### Goal:
Copy out all of the material, matching it word for word.

### Records:
******************************

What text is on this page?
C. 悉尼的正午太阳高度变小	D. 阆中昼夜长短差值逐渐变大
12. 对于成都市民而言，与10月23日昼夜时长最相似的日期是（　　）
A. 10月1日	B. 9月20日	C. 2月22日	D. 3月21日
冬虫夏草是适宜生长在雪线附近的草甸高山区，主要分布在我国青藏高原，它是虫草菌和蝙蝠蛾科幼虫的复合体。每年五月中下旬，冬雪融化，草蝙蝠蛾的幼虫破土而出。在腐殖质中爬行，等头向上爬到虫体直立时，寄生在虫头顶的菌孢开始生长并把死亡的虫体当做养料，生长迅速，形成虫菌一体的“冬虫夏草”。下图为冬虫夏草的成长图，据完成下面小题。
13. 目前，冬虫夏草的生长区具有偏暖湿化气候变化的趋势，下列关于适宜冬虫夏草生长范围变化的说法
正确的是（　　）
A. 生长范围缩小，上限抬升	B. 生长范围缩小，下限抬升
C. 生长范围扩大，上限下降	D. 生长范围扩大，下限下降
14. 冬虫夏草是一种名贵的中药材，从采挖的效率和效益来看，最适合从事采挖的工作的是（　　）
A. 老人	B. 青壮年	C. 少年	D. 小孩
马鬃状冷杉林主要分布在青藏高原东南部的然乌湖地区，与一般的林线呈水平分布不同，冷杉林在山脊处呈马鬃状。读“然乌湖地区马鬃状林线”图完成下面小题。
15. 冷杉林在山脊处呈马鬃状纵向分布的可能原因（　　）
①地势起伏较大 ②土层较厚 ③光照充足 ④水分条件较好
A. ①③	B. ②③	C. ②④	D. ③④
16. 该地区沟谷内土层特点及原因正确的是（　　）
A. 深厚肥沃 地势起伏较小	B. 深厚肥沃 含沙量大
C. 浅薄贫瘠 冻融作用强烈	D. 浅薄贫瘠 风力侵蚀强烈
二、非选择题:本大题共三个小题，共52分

******************************

### Output:
What text is on this page?
C. 悉尼的正午太阳高度变小	D. 阆中昼夜长短差值逐渐变大
12. 对于成都市民而言，与10月23日昼夜时长最相似的日期是（　　）
A. 10月1日	B. 9月20日	C. 2月22日	D. 3月21日
冬虫夏草是适宜生长在雪线附近的草甸高山区，主要分布在我国青藏高原，它是虫草菌和蝙蝠蛾科幼虫的复合体。每年五月中下旬，冬雪融化，草蝙蝠蛾的幼虫破土而出。在腐殖质中爬行，等头向上爬到虫体直立时，寄生在虫头顶的菌孢开始生长并把死亡的虫体当做养料，生长迅速，形成虫菌一体的“冬虫夏草”。下图为冬虫夏草的成长图，据完成下面小题。
13. 目前，冬虫夏草的生长区具有偏暖湿化气候变化的趋势，下列关于适宜冬虫夏草生长范围变化的说法
正确的是（　　）
A. 生长范围缩小，上限抬升	B. 生长范围缩小，下限抬升
C. 生长范围扩大，上限下降	D. 生长范围扩大，下限下降
14. 冬虫夏草是一种名贵的中药材，从采挖的效率和效益来看，最适合从事采挖的工作的是（　　）
A. 老人	B. 青壮年	C. 少年	D. 小孩
马鬃状冷杉林主要分布在青藏高原东南部的然乌湖地区，与一般的林线呈水平分布不同，冷杉林在山脊处呈马鬃状。读“然乌湖地区马鬃状林线”图完成下面小题。
15. 冷杉林在山脊处呈马鬃状纵向分布的可能原因（　　）
①地势起伏较大 ②土层较厚 ③光照充足 ④水分条件较好
A. ①③	B. ②③	C. ②④	D. ③④
16. 该地区沟谷内土层特点及原因正确的是（　　）
A. 深厚肥沃 地势起伏较小	B. 深厚肥沃 含沙量大
C. 浅薄贫瘠 冻融作用强烈	D. 浅薄贫瘠 风力侵蚀强烈
二、非选择题:本大题共三个小题，共52分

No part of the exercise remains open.